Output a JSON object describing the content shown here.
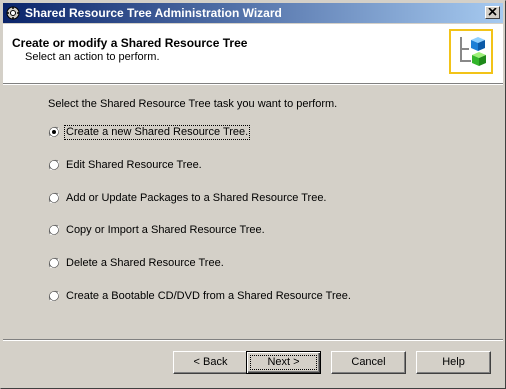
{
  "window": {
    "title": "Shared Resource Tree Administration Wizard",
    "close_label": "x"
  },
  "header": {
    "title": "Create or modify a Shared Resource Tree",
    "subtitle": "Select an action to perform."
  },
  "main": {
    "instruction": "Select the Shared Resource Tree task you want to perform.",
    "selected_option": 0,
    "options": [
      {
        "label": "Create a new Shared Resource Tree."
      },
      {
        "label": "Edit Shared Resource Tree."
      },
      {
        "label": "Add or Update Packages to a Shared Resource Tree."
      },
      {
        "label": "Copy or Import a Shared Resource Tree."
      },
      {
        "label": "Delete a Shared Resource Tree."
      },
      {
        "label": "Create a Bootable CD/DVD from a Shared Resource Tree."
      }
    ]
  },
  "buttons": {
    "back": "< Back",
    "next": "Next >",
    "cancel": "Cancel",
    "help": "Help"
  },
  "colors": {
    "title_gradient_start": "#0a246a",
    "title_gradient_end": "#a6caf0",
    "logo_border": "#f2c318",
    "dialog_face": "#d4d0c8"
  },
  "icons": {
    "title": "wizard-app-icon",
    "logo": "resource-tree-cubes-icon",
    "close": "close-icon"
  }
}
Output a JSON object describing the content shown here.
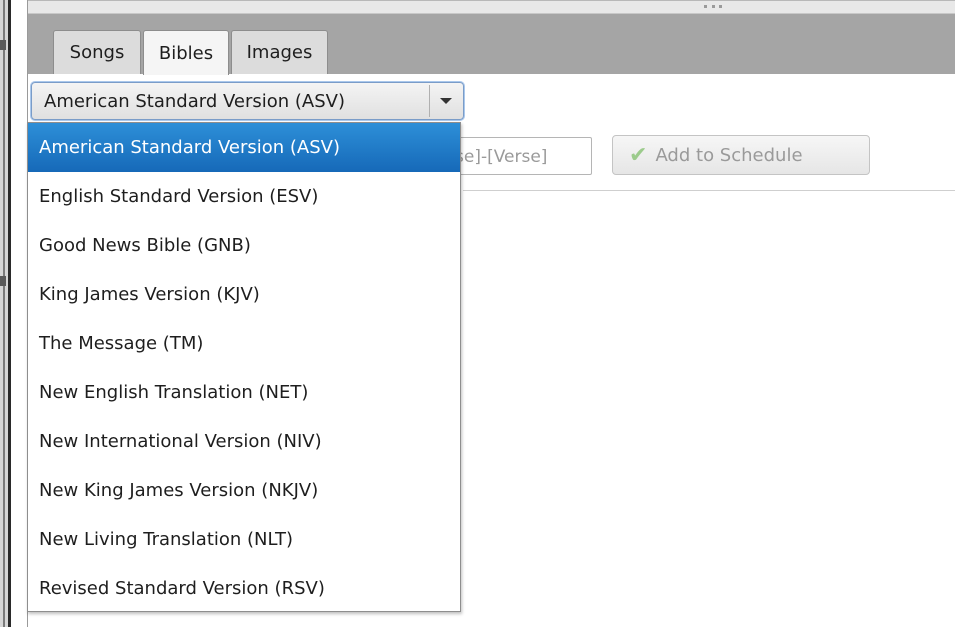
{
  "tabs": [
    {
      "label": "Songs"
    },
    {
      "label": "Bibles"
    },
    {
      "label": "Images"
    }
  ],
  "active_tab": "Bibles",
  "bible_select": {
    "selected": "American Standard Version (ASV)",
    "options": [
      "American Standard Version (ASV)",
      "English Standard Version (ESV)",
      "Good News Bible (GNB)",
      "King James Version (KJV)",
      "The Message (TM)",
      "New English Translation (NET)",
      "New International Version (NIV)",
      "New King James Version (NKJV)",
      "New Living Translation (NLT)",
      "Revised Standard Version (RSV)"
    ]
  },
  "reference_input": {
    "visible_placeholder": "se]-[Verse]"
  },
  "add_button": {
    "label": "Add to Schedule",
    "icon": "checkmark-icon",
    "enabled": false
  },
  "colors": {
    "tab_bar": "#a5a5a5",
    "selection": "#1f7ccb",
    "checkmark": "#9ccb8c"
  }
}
====================
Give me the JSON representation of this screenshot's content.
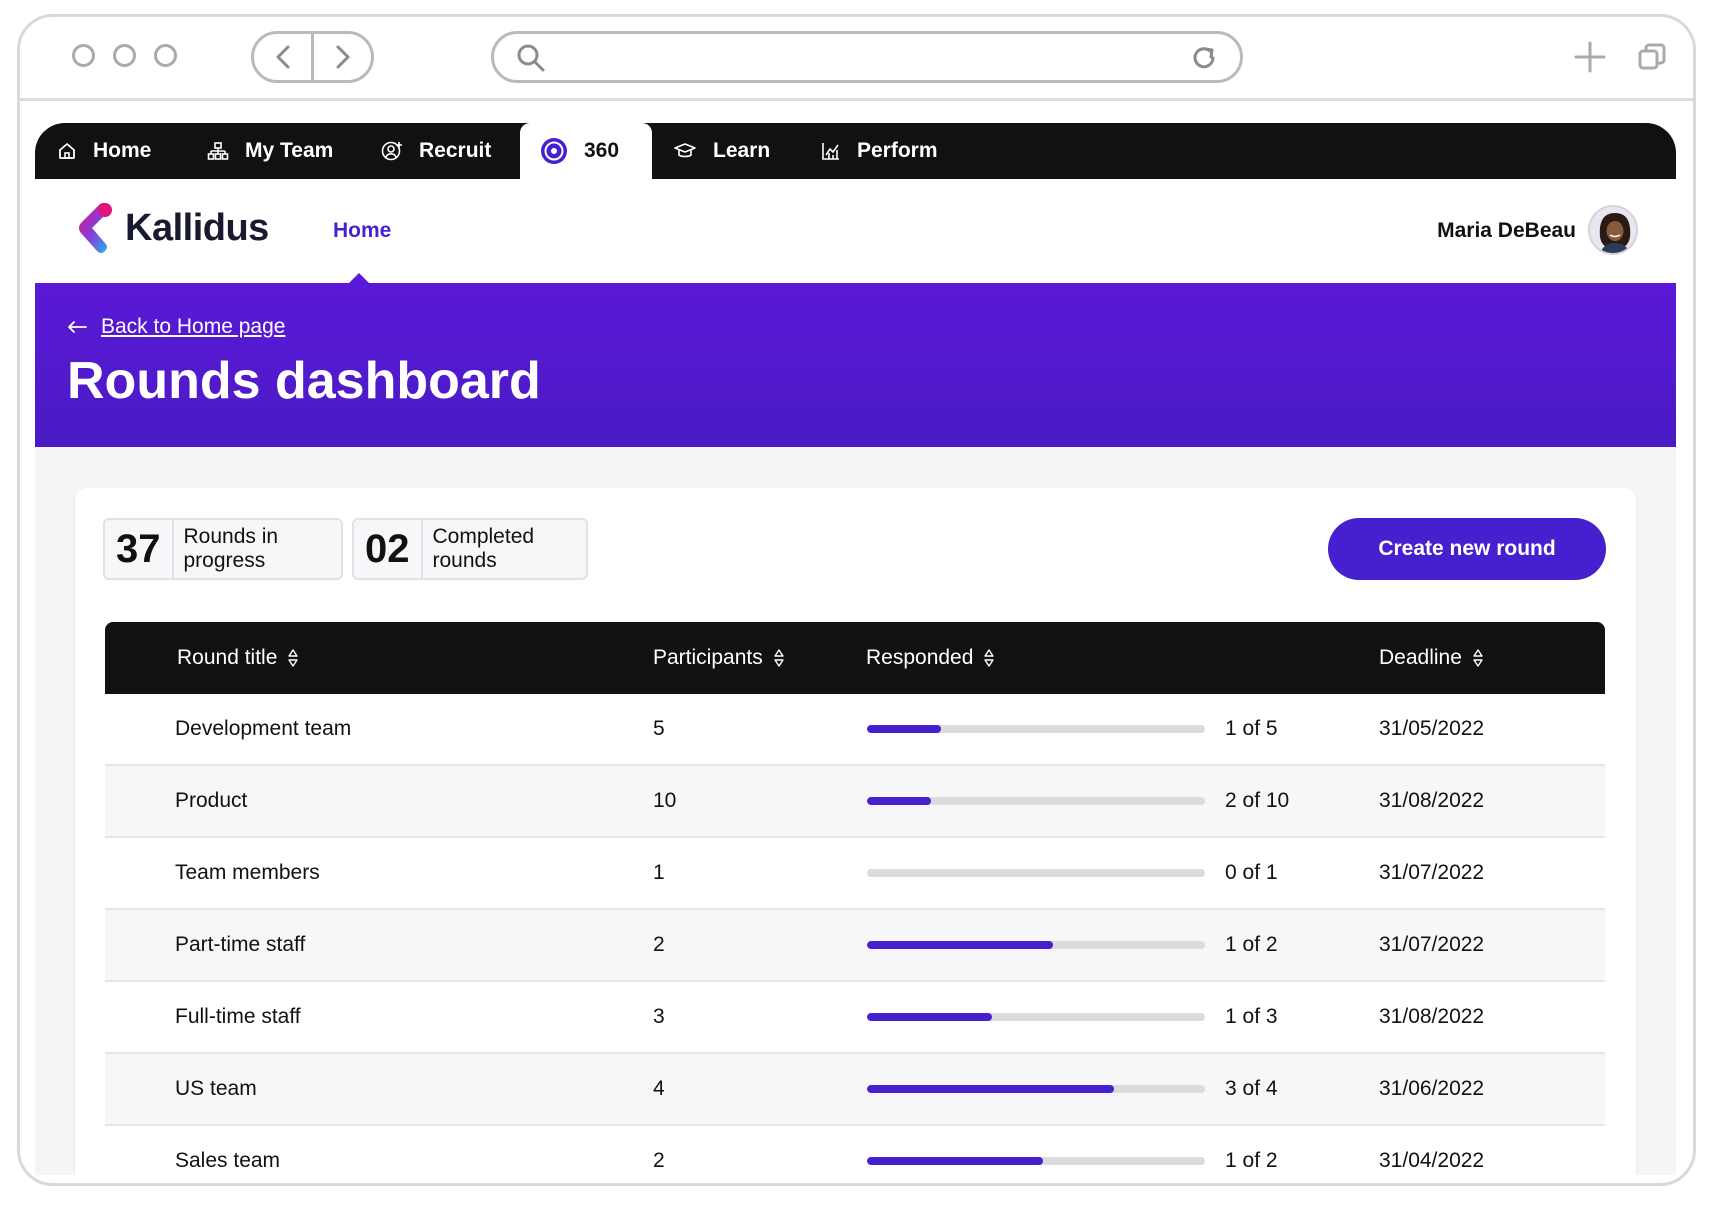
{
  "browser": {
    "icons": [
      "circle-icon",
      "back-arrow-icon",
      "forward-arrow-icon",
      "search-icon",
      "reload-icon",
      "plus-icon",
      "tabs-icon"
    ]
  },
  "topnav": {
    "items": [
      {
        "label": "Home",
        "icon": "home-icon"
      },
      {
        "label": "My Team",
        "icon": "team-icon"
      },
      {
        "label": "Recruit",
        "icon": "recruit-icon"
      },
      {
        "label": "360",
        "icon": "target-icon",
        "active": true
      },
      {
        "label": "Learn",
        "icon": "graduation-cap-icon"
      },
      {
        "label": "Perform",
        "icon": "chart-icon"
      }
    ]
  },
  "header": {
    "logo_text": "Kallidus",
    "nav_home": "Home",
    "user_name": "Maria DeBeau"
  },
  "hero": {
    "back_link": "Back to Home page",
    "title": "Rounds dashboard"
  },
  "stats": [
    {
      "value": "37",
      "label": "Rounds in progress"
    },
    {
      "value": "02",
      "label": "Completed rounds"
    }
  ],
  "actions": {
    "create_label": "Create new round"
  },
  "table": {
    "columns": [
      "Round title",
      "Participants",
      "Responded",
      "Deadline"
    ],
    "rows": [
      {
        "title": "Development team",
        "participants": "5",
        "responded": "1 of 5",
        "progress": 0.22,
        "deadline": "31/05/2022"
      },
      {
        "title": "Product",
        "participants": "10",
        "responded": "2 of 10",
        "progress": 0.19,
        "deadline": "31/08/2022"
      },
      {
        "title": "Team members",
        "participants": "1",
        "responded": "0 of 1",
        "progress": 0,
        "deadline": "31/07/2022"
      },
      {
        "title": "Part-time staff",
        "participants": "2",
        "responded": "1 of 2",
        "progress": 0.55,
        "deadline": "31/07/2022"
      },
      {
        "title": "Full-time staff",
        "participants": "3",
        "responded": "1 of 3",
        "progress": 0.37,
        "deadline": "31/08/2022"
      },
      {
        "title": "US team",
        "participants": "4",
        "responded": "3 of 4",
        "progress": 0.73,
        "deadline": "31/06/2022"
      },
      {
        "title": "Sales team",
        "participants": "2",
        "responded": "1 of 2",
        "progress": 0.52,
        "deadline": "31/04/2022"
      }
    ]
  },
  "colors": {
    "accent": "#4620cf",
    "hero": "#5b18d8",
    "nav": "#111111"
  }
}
====================
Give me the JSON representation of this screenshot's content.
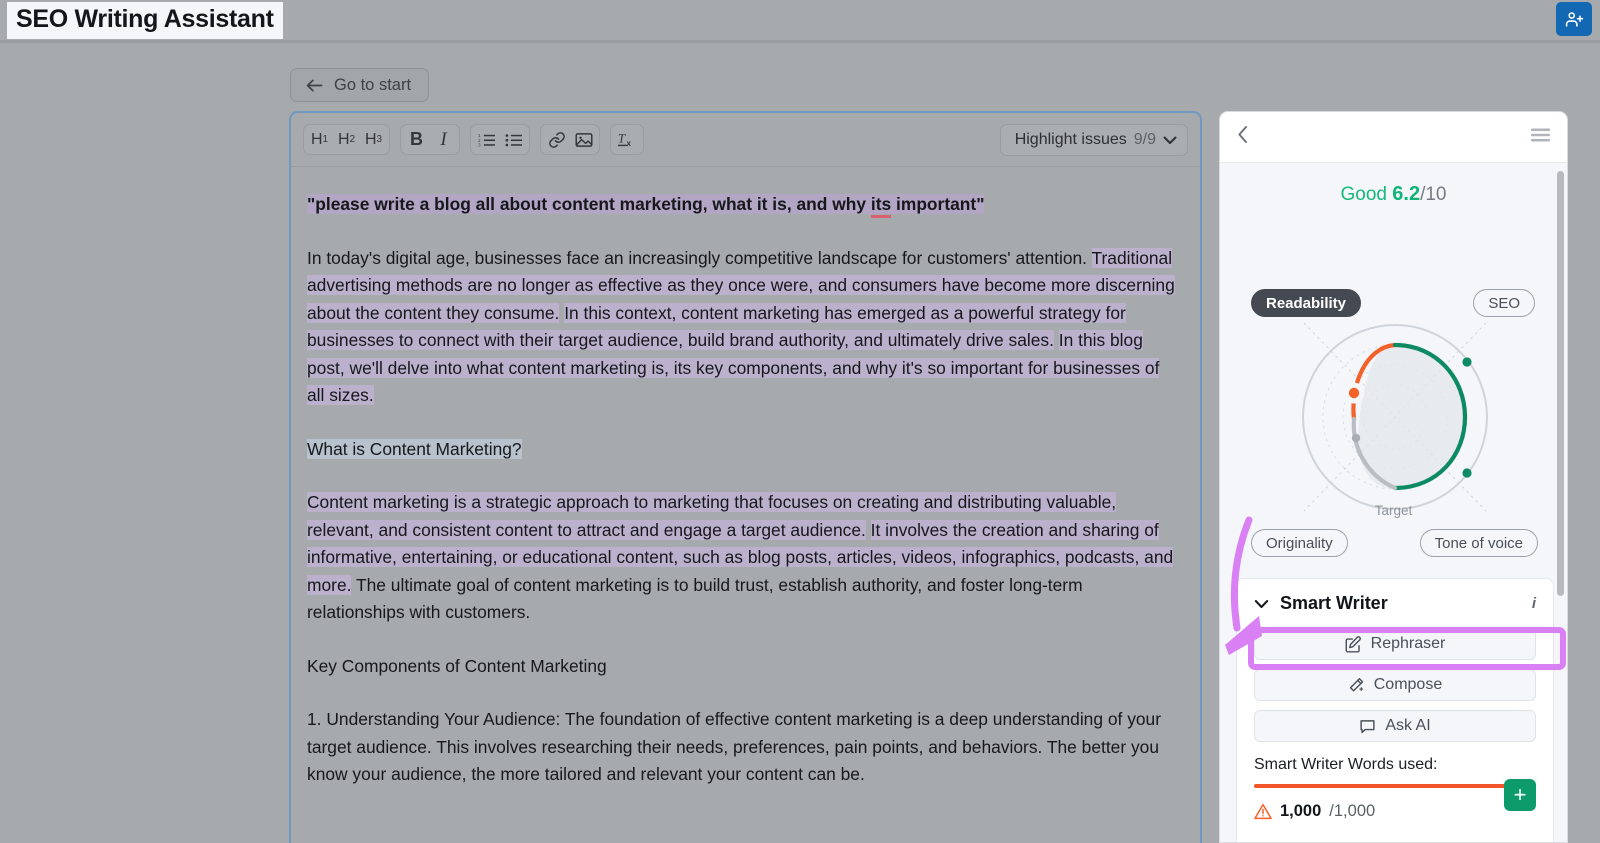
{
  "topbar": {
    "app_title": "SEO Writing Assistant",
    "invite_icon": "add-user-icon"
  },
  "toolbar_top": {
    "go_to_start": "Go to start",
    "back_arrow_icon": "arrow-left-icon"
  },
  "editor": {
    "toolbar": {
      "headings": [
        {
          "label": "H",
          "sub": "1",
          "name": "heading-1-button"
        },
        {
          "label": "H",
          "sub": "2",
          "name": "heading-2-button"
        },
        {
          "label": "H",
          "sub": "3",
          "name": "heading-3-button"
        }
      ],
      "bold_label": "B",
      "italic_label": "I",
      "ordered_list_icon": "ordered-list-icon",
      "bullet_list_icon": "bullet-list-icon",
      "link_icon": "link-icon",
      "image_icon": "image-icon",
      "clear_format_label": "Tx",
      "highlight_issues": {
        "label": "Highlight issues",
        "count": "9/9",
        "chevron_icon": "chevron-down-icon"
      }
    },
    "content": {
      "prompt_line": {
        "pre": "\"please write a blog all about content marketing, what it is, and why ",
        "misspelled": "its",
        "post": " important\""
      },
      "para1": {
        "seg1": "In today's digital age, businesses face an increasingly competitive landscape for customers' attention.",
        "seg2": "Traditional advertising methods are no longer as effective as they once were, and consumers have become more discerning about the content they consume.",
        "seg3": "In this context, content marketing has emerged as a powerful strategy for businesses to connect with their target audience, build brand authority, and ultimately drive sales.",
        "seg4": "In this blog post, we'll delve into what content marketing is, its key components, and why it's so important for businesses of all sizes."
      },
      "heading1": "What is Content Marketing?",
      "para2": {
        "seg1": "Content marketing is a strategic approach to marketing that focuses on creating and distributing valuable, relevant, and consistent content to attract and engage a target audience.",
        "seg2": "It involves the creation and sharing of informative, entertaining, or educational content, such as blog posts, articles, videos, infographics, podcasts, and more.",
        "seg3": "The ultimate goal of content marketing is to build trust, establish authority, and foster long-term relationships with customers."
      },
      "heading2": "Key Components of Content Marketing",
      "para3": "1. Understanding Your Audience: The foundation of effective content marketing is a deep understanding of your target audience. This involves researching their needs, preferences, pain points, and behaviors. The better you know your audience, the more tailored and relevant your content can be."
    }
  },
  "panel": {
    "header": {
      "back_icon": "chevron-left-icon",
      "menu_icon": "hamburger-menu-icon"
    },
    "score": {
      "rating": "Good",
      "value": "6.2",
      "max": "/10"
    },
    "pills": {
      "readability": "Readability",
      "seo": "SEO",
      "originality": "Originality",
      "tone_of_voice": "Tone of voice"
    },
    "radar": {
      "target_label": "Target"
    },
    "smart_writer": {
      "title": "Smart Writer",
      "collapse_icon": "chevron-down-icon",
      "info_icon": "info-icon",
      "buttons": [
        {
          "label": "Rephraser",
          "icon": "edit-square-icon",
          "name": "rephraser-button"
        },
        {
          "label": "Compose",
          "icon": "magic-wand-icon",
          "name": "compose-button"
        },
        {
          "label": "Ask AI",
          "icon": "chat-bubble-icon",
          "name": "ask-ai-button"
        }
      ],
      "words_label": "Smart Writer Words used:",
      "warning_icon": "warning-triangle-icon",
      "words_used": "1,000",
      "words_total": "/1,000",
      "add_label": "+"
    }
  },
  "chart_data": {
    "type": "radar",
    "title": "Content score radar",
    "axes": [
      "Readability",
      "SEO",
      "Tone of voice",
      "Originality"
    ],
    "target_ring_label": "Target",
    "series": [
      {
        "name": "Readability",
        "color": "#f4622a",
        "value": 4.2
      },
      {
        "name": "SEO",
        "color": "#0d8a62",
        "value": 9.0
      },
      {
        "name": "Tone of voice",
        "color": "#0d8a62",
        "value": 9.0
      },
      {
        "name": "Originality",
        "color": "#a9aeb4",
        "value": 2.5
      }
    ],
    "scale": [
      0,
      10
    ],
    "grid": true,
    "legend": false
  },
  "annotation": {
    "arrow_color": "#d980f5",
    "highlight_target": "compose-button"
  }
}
====================
Given instruction
Collect every line with the string "Create" from the records, and copy each.

Task result
    "title": "Create or modify a Shared Resource Tree",
        "label": "Create a new Shared Resource Tree."
        "label": "Create a Bootable CD/DVD from a Shared Resource Tree."
    "create_label": "Create new round"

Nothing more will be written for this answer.